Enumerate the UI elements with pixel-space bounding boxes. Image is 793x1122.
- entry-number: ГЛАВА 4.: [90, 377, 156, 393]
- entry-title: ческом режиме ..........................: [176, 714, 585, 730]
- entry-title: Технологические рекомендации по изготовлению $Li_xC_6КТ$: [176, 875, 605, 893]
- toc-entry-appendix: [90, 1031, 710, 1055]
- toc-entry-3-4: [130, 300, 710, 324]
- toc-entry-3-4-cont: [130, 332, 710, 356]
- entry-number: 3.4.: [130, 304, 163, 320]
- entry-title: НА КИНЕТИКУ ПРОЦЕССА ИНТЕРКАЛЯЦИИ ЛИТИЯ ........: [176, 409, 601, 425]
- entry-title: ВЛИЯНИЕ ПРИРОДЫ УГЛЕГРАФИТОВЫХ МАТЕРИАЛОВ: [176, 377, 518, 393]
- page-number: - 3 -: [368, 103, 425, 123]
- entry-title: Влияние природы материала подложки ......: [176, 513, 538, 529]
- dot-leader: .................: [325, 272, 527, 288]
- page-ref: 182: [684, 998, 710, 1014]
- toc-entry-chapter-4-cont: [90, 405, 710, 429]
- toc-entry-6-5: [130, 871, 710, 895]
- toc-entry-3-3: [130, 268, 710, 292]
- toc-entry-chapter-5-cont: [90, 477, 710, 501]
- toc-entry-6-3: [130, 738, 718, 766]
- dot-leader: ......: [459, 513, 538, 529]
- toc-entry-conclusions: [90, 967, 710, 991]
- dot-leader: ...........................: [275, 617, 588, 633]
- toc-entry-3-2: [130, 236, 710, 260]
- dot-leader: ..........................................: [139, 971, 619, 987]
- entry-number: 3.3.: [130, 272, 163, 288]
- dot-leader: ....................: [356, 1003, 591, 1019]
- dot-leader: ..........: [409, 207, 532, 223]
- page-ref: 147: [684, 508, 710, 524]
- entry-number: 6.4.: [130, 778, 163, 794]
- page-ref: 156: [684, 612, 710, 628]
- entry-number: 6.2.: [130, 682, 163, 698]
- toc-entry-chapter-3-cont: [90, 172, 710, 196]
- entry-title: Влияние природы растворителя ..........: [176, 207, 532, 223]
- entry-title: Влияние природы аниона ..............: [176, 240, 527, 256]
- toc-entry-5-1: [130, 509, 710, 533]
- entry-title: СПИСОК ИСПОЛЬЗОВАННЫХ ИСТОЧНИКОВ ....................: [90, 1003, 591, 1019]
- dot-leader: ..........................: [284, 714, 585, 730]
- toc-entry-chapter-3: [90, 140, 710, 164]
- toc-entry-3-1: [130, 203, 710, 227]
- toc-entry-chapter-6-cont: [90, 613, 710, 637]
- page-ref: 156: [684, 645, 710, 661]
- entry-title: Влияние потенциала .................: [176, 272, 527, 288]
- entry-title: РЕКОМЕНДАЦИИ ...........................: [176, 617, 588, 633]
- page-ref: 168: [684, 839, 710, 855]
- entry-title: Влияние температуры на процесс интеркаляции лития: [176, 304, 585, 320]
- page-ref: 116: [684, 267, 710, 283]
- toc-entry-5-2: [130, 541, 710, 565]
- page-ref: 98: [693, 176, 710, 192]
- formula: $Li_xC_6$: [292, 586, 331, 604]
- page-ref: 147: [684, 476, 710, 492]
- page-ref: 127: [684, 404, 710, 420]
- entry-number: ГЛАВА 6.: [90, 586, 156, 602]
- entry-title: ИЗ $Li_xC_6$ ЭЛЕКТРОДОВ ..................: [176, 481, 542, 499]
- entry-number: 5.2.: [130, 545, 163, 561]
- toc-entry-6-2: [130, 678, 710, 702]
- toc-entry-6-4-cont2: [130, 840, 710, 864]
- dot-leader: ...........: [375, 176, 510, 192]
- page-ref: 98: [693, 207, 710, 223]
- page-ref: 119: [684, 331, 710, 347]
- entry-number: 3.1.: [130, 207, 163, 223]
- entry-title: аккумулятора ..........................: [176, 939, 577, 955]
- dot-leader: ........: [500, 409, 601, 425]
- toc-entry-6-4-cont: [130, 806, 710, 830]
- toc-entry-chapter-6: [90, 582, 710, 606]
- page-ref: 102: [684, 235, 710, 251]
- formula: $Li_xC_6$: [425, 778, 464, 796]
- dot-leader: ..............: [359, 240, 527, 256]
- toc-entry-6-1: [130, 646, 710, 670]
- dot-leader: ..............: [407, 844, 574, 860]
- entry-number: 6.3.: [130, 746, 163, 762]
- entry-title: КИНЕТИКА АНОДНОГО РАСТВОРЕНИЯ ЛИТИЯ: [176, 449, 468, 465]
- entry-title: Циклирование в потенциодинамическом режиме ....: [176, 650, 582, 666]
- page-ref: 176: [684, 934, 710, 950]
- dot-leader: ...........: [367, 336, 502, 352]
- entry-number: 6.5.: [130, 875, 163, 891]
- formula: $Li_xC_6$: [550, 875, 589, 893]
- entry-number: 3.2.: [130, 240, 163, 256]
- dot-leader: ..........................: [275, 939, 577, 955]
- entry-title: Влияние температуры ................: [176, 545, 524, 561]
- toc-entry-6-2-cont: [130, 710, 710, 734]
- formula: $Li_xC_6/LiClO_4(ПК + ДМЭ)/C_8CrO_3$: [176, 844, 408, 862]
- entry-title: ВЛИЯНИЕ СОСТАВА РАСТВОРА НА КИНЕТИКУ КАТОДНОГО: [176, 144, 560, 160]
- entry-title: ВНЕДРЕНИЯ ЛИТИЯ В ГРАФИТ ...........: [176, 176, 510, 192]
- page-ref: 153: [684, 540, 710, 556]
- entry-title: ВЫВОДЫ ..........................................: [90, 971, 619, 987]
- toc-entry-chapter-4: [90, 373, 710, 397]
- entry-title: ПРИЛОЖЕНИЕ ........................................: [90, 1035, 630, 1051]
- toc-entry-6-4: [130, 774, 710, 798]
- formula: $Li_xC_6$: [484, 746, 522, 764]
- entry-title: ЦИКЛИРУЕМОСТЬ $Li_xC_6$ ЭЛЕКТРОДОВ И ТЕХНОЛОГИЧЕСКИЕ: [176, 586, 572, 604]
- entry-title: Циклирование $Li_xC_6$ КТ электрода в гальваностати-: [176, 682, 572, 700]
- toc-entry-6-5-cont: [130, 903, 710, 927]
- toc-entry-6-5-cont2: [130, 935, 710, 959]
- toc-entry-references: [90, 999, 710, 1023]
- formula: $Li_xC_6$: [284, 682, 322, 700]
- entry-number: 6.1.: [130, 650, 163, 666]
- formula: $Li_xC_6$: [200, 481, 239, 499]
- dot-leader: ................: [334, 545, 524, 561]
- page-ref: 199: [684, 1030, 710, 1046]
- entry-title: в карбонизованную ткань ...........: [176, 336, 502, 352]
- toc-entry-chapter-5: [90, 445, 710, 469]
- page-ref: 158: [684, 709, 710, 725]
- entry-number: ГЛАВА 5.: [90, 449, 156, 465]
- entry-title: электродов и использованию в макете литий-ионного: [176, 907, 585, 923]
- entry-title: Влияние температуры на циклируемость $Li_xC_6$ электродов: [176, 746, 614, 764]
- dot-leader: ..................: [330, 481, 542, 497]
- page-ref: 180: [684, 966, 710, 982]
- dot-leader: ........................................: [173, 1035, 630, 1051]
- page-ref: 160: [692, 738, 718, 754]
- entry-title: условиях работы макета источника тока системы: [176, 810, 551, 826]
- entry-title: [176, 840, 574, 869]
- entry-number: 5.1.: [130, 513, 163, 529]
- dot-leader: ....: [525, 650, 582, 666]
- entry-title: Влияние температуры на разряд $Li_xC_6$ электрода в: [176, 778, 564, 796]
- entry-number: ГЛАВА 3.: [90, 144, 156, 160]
--- --- ---
Reproduce every line of the material above without changing anything.

THE RESULT:
Enumerate the UI elements with pixel-space bounding boxes. Image is 793x1122.
- entry-number: ГЛАВА 4.: [90, 377, 156, 393]
- entry-title: ческом режиме ..........................: [176, 714, 585, 730]
- entry-title: Технологические рекомендации по изготовлению $Li_xC_6КТ$: [176, 875, 605, 893]
- toc-entry-appendix: [90, 1031, 710, 1055]
- toc-entry-3-4: [130, 300, 710, 324]
- toc-entry-3-4-cont: [130, 332, 710, 356]
- entry-number: 3.4.: [130, 304, 163, 320]
- entry-title: НА КИНЕТИКУ ПРОЦЕССА ИНТЕРКАЛЯЦИИ ЛИТИЯ ........: [176, 409, 601, 425]
- entry-title: ВЛИЯНИЕ ПРИРОДЫ УГЛЕГРАФИТОВЫХ МАТЕРИАЛОВ: [176, 377, 518, 393]
- page-number: - 3 -: [368, 103, 425, 123]
- entry-title: Влияние природы материала подложки ......: [176, 513, 538, 529]
- dot-leader: .................: [325, 272, 527, 288]
- page-ref: 182: [684, 998, 710, 1014]
- toc-entry-chapter-4-cont: [90, 405, 710, 429]
- toc-entry-6-5: [130, 871, 710, 895]
- toc-entry-3-3: [130, 268, 710, 292]
- toc-entry-chapter-5-cont: [90, 477, 710, 501]
- toc-entry-6-3: [130, 738, 718, 766]
- dot-leader: ......: [459, 513, 538, 529]
- toc-entry-conclusions: [90, 967, 710, 991]
- dot-leader: ...........................: [275, 617, 588, 633]
- toc-entry-3-2: [130, 236, 710, 260]
- dot-leader: ..........................................: [139, 971, 619, 987]
- entry-number: 3.3.: [130, 272, 163, 288]
- dot-leader: ....................: [356, 1003, 591, 1019]
- dot-leader: ..........: [409, 207, 532, 223]
- page-ref: 147: [684, 508, 710, 524]
- entry-number: 6.4.: [130, 778, 163, 794]
- page-ref: 156: [684, 612, 710, 628]
- entry-number: 6.2.: [130, 682, 163, 698]
- toc-entry-chapter-3-cont: [90, 172, 710, 196]
- entry-title: Влияние природы растворителя ..........: [176, 207, 532, 223]
- entry-title: Влияние природы аниона ..............: [176, 240, 527, 256]
- toc-entry-5-1: [130, 509, 710, 533]
- entry-title: СПИСОК ИСПОЛЬЗОВАННЫХ ИСТОЧНИКОВ ....................: [90, 1003, 591, 1019]
- dot-leader: ..........................: [284, 714, 585, 730]
- toc-entry-chapter-3: [90, 140, 710, 164]
- toc-entry-3-1: [130, 203, 710, 227]
- toc-entry-chapter-6-cont: [90, 613, 710, 637]
- page-ref: 156: [684, 645, 710, 661]
- entry-title: Влияние потенциала .................: [176, 272, 527, 288]
- entry-title: РЕКОМЕНДАЦИИ ...........................: [176, 617, 588, 633]
- page-ref: 168: [684, 839, 710, 855]
- entry-title: Влияние температуры на процесс интеркаляции лития: [176, 304, 585, 320]
- page-ref: 116: [684, 267, 710, 283]
- toc-entry-5-2: [130, 541, 710, 565]
- page-ref: 98: [693, 176, 710, 192]
- formula: $Li_xC_6$: [292, 586, 331, 604]
- page-ref: 147: [684, 476, 710, 492]
- page-ref: 127: [684, 404, 710, 420]
- entry-number: ГЛАВА 6.: [90, 586, 156, 602]
- entry-title: ИЗ $Li_xC_6$ ЭЛЕКТРОДОВ ..................: [176, 481, 542, 499]
- entry-number: 5.2.: [130, 545, 163, 561]
- toc-entry-6-2: [130, 678, 710, 702]
- toc-entry-6-4-cont2: [130, 840, 710, 864]
- dot-leader: ...........: [375, 176, 510, 192]
- page-ref: 98: [693, 207, 710, 223]
- page-ref: 119: [684, 331, 710, 347]
- entry-number: 3.1.: [130, 207, 163, 223]
- entry-title: аккумулятора ..........................: [176, 939, 577, 955]
- dot-leader: ........: [500, 409, 601, 425]
- toc-entry-6-4-cont: [130, 806, 710, 830]
- toc-entry-chapter-6: [90, 582, 710, 606]
- page-ref: 102: [684, 235, 710, 251]
- formula: $Li_xC_6$: [425, 778, 464, 796]
- dot-leader: ..............: [359, 240, 527, 256]
- toc-entry-6-1: [130, 646, 710, 670]
- dot-leader: ..............: [407, 844, 574, 860]
- entry-number: 6.3.: [130, 746, 163, 762]
- entry-title: КИНЕТИКА АНОДНОГО РАСТВОРЕНИЯ ЛИТИЯ: [176, 449, 468, 465]
- entry-title: Циклирование в потенциодинамическом режиме ....: [176, 650, 582, 666]
- page-ref: 176: [684, 934, 710, 950]
- dot-leader: ...........: [367, 336, 502, 352]
- entry-number: 6.5.: [130, 875, 163, 891]
- formula: $Li_xC_6$: [550, 875, 589, 893]
- entry-number: 3.2.: [130, 240, 163, 256]
- dot-leader: ..........................: [275, 939, 577, 955]
- entry-title: Влияние температуры ................: [176, 545, 524, 561]
- toc-entry-6-2-cont: [130, 710, 710, 734]
- formula: $Li_xC_6/LiClO_4(ПК + ДМЭ)/C_8CrO_3$: [176, 844, 408, 862]
- entry-title: ВЛИЯНИЕ СОСТАВА РАСТВОРА НА КИНЕТИКУ КАТОДНОГО: [176, 144, 560, 160]
- entry-title: ВНЕДРЕНИЯ ЛИТИЯ В ГРАФИТ ...........: [176, 176, 510, 192]
- page-ref: 153: [684, 540, 710, 556]
- entry-title: ВЫВОДЫ ..........................................: [90, 971, 619, 987]
- toc-entry-chapter-4: [90, 373, 710, 397]
- entry-title: ПРИЛОЖЕНИЕ ........................................: [90, 1035, 630, 1051]
- toc-entry-6-4: [130, 774, 710, 798]
- formula: $Li_xC_6$: [484, 746, 522, 764]
- entry-title: ЦИКЛИРУЕМОСТЬ $Li_xC_6$ ЭЛЕКТРОДОВ И ТЕХНОЛОГИЧЕСКИЕ: [176, 586, 572, 604]
- entry-title: Циклирование $Li_xC_6$ КТ электрода в гальваностати-: [176, 682, 572, 700]
- toc-entry-6-5-cont: [130, 903, 710, 927]
- toc-entry-6-5-cont2: [130, 935, 710, 959]
- toc-entry-references: [90, 999, 710, 1023]
- formula: $Li_xC_6$: [284, 682, 322, 700]
- entry-number: 6.1.: [130, 650, 163, 666]
- formula: $Li_xC_6$: [200, 481, 239, 499]
- dot-leader: ................: [334, 545, 524, 561]
- page-ref: 199: [684, 1030, 710, 1046]
- entry-title: в карбонизованную ткань ...........: [176, 336, 502, 352]
- toc-entry-chapter-5: [90, 445, 710, 469]
- page-ref: 158: [684, 709, 710, 725]
- entry-number: ГЛАВА 5.: [90, 449, 156, 465]
- entry-title: электродов и использованию в макете литий-ионного: [176, 907, 585, 923]
- entry-title: Влияние температуры на циклируемость $Li_xC_6$ электродов: [176, 746, 614, 764]
- dot-leader: ..................: [330, 481, 542, 497]
- page-ref: 180: [684, 966, 710, 982]
- dot-leader: ........................................: [173, 1035, 630, 1051]
- page-ref: 160: [692, 738, 718, 754]
- entry-title: условиях работы макета источника тока системы: [176, 810, 551, 826]
- entry-title: [176, 840, 574, 869]
- entry-number: 5.1.: [130, 513, 163, 529]
- dot-leader: ....: [525, 650, 582, 666]
- entry-title: Влияние температуры на разряд $Li_xC_6$ электрода в: [176, 778, 564, 796]
- entry-number: ГЛАВА 3.: [90, 144, 156, 160]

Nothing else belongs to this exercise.